[Data entries for graphics]
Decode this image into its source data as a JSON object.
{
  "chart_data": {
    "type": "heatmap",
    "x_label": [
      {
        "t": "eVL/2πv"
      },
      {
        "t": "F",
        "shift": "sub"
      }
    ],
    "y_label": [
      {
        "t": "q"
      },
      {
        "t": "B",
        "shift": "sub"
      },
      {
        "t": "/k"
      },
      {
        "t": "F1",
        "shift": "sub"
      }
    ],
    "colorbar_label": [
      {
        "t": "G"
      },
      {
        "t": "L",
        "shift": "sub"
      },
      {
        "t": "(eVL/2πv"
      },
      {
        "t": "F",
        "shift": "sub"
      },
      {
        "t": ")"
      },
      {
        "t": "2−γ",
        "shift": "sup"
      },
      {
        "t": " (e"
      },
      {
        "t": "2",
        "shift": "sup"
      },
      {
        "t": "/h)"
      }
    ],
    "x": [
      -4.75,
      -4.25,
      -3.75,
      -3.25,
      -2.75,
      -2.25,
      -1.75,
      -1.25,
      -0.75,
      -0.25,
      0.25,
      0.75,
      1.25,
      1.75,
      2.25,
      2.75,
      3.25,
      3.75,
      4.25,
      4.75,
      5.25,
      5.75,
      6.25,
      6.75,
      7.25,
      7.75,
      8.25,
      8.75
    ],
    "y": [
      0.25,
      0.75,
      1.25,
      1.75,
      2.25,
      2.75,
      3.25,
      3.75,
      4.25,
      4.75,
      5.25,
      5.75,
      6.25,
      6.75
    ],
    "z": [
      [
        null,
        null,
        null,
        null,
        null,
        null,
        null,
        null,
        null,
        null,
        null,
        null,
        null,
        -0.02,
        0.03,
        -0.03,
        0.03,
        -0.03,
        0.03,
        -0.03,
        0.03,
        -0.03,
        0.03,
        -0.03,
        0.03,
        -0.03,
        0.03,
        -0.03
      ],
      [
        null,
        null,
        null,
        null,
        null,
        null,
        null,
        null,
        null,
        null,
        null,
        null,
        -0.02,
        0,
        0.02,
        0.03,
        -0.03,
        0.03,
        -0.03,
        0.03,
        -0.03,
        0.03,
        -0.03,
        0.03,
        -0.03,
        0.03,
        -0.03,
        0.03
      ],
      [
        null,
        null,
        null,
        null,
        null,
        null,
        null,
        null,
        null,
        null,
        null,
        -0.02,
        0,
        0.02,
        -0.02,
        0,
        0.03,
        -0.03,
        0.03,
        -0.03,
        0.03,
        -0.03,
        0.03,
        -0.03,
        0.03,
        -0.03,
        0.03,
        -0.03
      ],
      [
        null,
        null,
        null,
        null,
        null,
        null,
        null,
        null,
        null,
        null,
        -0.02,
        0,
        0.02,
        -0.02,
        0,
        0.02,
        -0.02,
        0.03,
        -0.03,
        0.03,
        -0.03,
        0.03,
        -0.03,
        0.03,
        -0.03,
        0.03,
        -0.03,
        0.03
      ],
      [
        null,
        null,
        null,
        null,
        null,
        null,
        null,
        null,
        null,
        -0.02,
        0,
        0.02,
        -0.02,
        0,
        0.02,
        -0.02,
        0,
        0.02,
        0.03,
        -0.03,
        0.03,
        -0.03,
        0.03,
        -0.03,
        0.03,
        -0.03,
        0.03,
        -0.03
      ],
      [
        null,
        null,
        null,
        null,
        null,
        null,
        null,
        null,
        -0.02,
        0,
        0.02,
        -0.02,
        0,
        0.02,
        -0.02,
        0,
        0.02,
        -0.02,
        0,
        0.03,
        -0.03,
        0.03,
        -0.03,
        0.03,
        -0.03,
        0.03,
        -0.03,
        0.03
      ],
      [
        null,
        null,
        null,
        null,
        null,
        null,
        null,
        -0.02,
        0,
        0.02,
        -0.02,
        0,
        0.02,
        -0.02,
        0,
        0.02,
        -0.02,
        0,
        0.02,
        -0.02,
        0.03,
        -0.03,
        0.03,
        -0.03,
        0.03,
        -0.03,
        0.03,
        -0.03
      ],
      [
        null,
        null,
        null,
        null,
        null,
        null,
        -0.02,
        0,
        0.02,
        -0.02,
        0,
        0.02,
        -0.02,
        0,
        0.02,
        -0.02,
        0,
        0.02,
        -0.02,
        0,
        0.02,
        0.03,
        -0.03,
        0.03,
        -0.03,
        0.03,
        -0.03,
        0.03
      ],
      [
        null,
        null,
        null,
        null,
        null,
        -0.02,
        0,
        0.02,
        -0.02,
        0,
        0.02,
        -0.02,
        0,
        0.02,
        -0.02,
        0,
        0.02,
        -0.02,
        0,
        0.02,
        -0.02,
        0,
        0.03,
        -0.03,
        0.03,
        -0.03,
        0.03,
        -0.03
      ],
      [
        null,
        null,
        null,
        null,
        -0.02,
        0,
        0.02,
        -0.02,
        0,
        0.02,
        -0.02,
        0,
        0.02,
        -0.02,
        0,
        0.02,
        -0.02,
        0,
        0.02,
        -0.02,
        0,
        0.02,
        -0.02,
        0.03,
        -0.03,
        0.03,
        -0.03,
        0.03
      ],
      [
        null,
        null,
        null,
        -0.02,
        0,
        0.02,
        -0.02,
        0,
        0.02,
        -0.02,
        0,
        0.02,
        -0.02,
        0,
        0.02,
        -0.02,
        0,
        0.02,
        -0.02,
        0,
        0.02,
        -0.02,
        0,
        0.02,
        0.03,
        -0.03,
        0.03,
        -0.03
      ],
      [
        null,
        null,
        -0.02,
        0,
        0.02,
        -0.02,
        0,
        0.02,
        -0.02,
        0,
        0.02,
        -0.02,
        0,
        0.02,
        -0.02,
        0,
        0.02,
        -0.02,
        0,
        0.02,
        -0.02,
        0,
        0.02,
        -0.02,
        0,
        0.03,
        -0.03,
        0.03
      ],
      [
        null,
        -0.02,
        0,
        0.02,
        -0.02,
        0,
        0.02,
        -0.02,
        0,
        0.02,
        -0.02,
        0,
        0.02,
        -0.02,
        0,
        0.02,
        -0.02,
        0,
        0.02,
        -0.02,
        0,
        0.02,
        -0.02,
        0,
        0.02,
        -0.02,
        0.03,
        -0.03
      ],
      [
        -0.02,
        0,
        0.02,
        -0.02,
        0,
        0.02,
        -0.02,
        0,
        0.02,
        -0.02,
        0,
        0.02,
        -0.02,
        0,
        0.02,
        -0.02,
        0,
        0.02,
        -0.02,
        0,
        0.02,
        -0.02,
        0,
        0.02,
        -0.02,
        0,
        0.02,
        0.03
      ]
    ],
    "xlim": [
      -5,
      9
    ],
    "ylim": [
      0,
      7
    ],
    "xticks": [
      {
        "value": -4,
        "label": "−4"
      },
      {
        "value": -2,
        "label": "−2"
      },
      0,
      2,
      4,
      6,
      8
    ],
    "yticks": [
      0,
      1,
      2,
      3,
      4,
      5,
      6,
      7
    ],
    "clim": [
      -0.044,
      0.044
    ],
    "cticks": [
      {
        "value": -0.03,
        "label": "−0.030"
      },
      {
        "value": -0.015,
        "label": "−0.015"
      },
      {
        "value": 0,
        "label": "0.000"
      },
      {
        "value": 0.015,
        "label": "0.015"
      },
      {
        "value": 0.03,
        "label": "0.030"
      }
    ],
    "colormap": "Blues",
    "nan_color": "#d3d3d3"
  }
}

> Task description: Go through the listing and print each line exactly as it appears.

> Result of this exercise:
Decode this image into its source data as a JSON object.
{
  "chart_data": {
    "type": "heatmap",
    "x_label": [
      {
        "t": "eVL/2πv"
      },
      {
        "t": "F",
        "shift": "sub"
      }
    ],
    "y_label": [
      {
        "t": "q"
      },
      {
        "t": "B",
        "shift": "sub"
      },
      {
        "t": "/k"
      },
      {
        "t": "F1",
        "shift": "sub"
      }
    ],
    "colorbar_label": [
      {
        "t": "G"
      },
      {
        "t": "L",
        "shift": "sub"
      },
      {
        "t": "(eVL/2πv"
      },
      {
        "t": "F",
        "shift": "sub"
      },
      {
        "t": ")"
      },
      {
        "t": "2−γ",
        "shift": "sup"
      },
      {
        "t": " (e"
      },
      {
        "t": "2",
        "shift": "sup"
      },
      {
        "t": "/h)"
      }
    ],
    "x": [
      -4.75,
      -4.25,
      -3.75,
      -3.25,
      -2.75,
      -2.25,
      -1.75,
      -1.25,
      -0.75,
      -0.25,
      0.25,
      0.75,
      1.25,
      1.75,
      2.25,
      2.75,
      3.25,
      3.75,
      4.25,
      4.75,
      5.25,
      5.75,
      6.25,
      6.75,
      7.25,
      7.75,
      8.25,
      8.75
    ],
    "y": [
      0.25,
      0.75,
      1.25,
      1.75,
      2.25,
      2.75,
      3.25,
      3.75,
      4.25,
      4.75,
      5.25,
      5.75,
      6.25,
      6.75
    ],
    "z": [
      [
        null,
        null,
        null,
        null,
        null,
        null,
        null,
        null,
        null,
        null,
        null,
        null,
        null,
        -0.02,
        0.03,
        -0.03,
        0.03,
        -0.03,
        0.03,
        -0.03,
        0.03,
        -0.03,
        0.03,
        -0.03,
        0.03,
        -0.03,
        0.03,
        -0.03
      ],
      [
        null,
        null,
        null,
        null,
        null,
        null,
        null,
        null,
        null,
        null,
        null,
        null,
        -0.02,
        0,
        0.02,
        0.03,
        -0.03,
        0.03,
        -0.03,
        0.03,
        -0.03,
        0.03,
        -0.03,
        0.03,
        -0.03,
        0.03,
        -0.03,
        0.03
      ],
      [
        null,
        null,
        null,
        null,
        null,
        null,
        null,
        null,
        null,
        null,
        null,
        -0.02,
        0,
        0.02,
        -0.02,
        0,
        0.03,
        -0.03,
        0.03,
        -0.03,
        0.03,
        -0.03,
        0.03,
        -0.03,
        0.03,
        -0.03,
        0.03,
        -0.03
      ],
      [
        null,
        null,
        null,
        null,
        null,
        null,
        null,
        null,
        null,
        null,
        -0.02,
        0,
        0.02,
        -0.02,
        0,
        0.02,
        -0.02,
        0.03,
        -0.03,
        0.03,
        -0.03,
        0.03,
        -0.03,
        0.03,
        -0.03,
        0.03,
        -0.03,
        0.03
      ],
      [
        null,
        null,
        null,
        null,
        null,
        null,
        null,
        null,
        null,
        -0.02,
        0,
        0.02,
        -0.02,
        0,
        0.02,
        -0.02,
        0,
        0.02,
        0.03,
        -0.03,
        0.03,
        -0.03,
        0.03,
        -0.03,
        0.03,
        -0.03,
        0.03,
        -0.03
      ],
      [
        null,
        null,
        null,
        null,
        null,
        null,
        null,
        null,
        -0.02,
        0,
        0.02,
        -0.02,
        0,
        0.02,
        -0.02,
        0,
        0.02,
        -0.02,
        0,
        0.03,
        -0.03,
        0.03,
        -0.03,
        0.03,
        -0.03,
        0.03,
        -0.03,
        0.03
      ],
      [
        null,
        null,
        null,
        null,
        null,
        null,
        null,
        -0.02,
        0,
        0.02,
        -0.02,
        0,
        0.02,
        -0.02,
        0,
        0.02,
        -0.02,
        0,
        0.02,
        -0.02,
        0.03,
        -0.03,
        0.03,
        -0.03,
        0.03,
        -0.03,
        0.03,
        -0.03
      ],
      [
        null,
        null,
        null,
        null,
        null,
        null,
        -0.02,
        0,
        0.02,
        -0.02,
        0,
        0.02,
        -0.02,
        0,
        0.02,
        -0.02,
        0,
        0.02,
        -0.02,
        0,
        0.02,
        0.03,
        -0.03,
        0.03,
        -0.03,
        0.03,
        -0.03,
        0.03
      ],
      [
        null,
        null,
        null,
        null,
        null,
        -0.02,
        0,
        0.02,
        -0.02,
        0,
        0.02,
        -0.02,
        0,
        0.02,
        -0.02,
        0,
        0.02,
        -0.02,
        0,
        0.02,
        -0.02,
        0,
        0.03,
        -0.03,
        0.03,
        -0.03,
        0.03,
        -0.03
      ],
      [
        null,
        null,
        null,
        null,
        -0.02,
        0,
        0.02,
        -0.02,
        0,
        0.02,
        -0.02,
        0,
        0.02,
        -0.02,
        0,
        0.02,
        -0.02,
        0,
        0.02,
        -0.02,
        0,
        0.02,
        -0.02,
        0.03,
        -0.03,
        0.03,
        -0.03,
        0.03
      ],
      [
        null,
        null,
        null,
        -0.02,
        0,
        0.02,
        -0.02,
        0,
        0.02,
        -0.02,
        0,
        0.02,
        -0.02,
        0,
        0.02,
        -0.02,
        0,
        0.02,
        -0.02,
        0,
        0.02,
        -0.02,
        0,
        0.02,
        0.03,
        -0.03,
        0.03,
        -0.03
      ],
      [
        null,
        null,
        -0.02,
        0,
        0.02,
        -0.02,
        0,
        0.02,
        -0.02,
        0,
        0.02,
        -0.02,
        0,
        0.02,
        -0.02,
        0,
        0.02,
        -0.02,
        0,
        0.02,
        -0.02,
        0,
        0.02,
        -0.02,
        0,
        0.03,
        -0.03,
        0.03
      ],
      [
        null,
        -0.02,
        0,
        0.02,
        -0.02,
        0,
        0.02,
        -0.02,
        0,
        0.02,
        -0.02,
        0,
        0.02,
        -0.02,
        0,
        0.02,
        -0.02,
        0,
        0.02,
        -0.02,
        0,
        0.02,
        -0.02,
        0,
        0.02,
        -0.02,
        0.03,
        -0.03
      ],
      [
        -0.02,
        0,
        0.02,
        -0.02,
        0,
        0.02,
        -0.02,
        0,
        0.02,
        -0.02,
        0,
        0.02,
        -0.02,
        0,
        0.02,
        -0.02,
        0,
        0.02,
        -0.02,
        0,
        0.02,
        -0.02,
        0,
        0.02,
        -0.02,
        0,
        0.02,
        0.03
      ]
    ],
    "xlim": [
      -5,
      9
    ],
    "ylim": [
      0,
      7
    ],
    "xticks": [
      {
        "value": -4,
        "label": "−4"
      },
      {
        "value": -2,
        "label": "−2"
      },
      0,
      2,
      4,
      6,
      8
    ],
    "yticks": [
      0,
      1,
      2,
      3,
      4,
      5,
      6,
      7
    ],
    "clim": [
      -0.044,
      0.044
    ],
    "cticks": [
      {
        "value": -0.03,
        "label": "−0.030"
      },
      {
        "value": -0.015,
        "label": "−0.015"
      },
      {
        "value": 0,
        "label": "0.000"
      },
      {
        "value": 0.015,
        "label": "0.015"
      },
      {
        "value": 0.03,
        "label": "0.030"
      }
    ],
    "colormap": "Blues",
    "nan_color": "#d3d3d3"
  }
}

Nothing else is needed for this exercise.